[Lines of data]
▼▼▼

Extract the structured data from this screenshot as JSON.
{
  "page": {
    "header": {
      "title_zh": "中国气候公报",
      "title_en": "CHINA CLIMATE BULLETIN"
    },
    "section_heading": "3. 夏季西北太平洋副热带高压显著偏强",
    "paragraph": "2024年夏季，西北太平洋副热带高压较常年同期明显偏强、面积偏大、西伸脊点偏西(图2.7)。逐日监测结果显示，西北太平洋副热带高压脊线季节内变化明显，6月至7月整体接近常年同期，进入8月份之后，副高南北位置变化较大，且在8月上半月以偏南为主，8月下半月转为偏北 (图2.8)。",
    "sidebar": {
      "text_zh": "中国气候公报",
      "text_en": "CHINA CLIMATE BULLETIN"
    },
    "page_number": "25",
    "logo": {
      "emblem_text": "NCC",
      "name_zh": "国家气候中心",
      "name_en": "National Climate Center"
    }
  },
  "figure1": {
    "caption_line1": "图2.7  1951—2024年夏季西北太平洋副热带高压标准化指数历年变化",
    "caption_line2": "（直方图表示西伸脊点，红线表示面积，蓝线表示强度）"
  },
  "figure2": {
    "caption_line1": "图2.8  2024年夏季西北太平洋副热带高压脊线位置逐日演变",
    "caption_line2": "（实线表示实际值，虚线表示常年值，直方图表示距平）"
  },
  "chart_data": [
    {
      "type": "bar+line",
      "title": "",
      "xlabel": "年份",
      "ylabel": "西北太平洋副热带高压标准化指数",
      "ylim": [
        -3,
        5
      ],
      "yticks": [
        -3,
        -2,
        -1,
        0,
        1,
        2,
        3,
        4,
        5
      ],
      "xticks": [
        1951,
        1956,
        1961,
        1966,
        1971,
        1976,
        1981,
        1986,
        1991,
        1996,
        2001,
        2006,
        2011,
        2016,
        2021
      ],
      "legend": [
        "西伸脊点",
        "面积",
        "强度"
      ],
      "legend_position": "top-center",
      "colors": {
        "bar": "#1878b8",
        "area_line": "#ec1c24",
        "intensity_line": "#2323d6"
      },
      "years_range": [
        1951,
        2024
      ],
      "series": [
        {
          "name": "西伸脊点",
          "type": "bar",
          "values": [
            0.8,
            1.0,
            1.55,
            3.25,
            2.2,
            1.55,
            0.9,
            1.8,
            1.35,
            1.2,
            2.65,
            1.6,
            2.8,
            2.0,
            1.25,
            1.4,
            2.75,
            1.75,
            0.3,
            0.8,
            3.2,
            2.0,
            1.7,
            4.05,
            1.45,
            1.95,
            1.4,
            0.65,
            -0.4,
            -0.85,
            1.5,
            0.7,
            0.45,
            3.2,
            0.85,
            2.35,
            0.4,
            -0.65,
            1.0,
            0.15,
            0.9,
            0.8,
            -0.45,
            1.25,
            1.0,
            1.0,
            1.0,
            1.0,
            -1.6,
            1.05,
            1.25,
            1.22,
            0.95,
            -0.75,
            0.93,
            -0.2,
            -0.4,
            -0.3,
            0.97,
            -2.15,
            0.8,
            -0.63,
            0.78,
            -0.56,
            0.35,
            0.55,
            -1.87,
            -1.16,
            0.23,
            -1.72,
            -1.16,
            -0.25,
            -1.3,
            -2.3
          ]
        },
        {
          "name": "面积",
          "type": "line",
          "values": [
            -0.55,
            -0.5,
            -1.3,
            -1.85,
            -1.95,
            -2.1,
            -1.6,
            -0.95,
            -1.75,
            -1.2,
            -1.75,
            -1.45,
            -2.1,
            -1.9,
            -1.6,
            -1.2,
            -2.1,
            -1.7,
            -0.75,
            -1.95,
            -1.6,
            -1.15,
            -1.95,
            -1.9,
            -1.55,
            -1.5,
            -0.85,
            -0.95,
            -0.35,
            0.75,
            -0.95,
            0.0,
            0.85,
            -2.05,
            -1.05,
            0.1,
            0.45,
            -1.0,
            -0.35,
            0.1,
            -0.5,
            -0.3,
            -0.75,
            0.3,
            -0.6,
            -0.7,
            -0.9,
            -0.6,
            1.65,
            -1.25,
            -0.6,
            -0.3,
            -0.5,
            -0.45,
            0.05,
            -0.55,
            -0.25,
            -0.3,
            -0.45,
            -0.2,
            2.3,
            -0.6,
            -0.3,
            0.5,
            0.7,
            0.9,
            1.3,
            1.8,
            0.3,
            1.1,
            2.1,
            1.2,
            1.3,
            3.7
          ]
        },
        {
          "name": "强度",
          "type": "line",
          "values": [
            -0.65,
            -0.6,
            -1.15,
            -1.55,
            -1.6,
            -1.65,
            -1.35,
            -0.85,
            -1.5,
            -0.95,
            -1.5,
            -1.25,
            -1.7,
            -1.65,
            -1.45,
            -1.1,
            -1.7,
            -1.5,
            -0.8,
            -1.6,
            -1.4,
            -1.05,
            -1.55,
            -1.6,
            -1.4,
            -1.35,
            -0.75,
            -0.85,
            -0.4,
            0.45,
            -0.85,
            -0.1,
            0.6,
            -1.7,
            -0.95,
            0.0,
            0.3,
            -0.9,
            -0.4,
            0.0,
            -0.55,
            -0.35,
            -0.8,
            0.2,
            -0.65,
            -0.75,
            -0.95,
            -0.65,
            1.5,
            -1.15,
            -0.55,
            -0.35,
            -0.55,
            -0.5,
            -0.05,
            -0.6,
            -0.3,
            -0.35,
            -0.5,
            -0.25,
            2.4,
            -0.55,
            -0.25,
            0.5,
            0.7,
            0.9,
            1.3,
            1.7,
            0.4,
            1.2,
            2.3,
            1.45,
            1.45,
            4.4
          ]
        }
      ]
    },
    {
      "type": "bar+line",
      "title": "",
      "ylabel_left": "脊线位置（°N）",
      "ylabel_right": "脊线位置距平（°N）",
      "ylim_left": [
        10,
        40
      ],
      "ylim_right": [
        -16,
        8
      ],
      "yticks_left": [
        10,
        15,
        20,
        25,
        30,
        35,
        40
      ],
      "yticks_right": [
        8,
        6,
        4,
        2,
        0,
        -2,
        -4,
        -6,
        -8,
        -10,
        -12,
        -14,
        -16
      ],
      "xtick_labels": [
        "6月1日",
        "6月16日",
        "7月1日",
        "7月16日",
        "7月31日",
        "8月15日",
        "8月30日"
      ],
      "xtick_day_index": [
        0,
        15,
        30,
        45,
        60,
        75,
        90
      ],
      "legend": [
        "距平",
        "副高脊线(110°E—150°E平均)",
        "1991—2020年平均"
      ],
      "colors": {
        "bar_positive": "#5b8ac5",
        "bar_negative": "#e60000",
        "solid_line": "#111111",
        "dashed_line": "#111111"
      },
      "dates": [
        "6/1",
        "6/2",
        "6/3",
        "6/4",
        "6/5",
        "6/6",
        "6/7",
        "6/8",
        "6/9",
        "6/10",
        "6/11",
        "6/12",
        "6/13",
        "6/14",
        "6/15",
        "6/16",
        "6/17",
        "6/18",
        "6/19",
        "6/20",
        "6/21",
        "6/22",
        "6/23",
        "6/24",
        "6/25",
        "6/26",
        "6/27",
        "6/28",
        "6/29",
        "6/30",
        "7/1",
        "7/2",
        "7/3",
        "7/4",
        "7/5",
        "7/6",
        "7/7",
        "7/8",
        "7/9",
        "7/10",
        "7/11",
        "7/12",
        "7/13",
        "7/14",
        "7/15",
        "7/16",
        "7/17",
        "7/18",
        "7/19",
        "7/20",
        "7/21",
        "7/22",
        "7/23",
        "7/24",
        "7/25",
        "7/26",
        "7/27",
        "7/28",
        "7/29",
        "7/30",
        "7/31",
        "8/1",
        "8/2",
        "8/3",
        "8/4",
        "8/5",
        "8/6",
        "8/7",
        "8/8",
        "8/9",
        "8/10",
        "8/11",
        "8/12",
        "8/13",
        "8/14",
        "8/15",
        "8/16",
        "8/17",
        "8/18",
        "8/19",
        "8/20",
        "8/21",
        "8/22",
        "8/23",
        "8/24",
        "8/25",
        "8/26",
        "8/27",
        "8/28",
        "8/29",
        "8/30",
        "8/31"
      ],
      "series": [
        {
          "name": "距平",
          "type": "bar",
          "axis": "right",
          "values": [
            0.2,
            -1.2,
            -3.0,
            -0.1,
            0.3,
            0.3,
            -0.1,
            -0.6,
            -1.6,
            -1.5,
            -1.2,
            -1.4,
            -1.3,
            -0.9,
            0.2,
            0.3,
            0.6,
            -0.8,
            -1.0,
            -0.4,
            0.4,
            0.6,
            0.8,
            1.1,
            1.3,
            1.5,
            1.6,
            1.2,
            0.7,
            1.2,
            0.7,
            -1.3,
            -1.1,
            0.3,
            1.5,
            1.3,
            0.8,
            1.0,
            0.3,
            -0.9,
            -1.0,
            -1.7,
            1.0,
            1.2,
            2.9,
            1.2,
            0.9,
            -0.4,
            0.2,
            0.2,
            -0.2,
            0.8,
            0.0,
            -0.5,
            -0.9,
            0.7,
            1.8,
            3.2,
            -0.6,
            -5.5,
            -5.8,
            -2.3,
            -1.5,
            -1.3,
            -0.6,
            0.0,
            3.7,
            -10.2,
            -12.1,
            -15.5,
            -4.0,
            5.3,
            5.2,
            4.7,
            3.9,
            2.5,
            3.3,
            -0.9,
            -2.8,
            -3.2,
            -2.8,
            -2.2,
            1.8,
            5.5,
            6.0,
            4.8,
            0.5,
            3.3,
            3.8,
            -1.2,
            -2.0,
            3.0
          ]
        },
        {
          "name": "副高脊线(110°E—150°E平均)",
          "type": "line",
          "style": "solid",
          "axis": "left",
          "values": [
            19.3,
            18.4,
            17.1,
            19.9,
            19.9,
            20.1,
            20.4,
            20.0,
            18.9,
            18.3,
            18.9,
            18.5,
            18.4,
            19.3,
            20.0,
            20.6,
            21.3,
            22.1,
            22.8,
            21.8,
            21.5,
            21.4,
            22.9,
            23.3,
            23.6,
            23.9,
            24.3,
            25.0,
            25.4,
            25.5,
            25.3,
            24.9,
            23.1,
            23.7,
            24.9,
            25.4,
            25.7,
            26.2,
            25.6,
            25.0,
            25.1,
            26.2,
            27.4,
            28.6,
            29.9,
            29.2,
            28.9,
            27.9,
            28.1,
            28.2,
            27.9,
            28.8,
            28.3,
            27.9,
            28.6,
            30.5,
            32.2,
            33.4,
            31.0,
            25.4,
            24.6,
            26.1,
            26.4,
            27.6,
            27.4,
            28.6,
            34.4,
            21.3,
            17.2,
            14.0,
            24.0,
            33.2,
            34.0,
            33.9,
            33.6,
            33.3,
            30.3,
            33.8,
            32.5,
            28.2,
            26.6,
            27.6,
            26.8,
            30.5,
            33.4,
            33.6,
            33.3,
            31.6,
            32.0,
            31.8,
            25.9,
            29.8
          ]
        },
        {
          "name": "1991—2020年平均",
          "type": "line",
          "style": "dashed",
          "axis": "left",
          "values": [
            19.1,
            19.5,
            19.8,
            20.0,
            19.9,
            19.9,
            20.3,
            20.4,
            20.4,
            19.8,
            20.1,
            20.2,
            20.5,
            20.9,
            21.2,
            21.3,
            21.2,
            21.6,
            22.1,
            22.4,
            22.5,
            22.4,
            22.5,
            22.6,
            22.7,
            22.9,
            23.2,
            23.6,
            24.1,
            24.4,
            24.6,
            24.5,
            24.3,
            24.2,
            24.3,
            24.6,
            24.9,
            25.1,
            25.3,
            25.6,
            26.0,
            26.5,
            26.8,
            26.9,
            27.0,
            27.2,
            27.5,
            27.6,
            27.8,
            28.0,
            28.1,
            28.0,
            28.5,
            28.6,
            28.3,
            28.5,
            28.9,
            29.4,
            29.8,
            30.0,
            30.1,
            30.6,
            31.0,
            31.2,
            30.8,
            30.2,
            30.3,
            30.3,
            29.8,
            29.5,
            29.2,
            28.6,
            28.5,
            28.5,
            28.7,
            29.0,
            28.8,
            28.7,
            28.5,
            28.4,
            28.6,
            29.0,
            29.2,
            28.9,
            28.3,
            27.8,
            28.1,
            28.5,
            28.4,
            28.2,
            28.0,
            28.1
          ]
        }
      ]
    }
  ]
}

▲▲▲

• **DO THIS**: List all lines holding the string "副高脊线".

• **ANSWER**:
        "副高脊线(110°E—150°E平均)",
          "name": "副高脊线(110°E—150°E平均)",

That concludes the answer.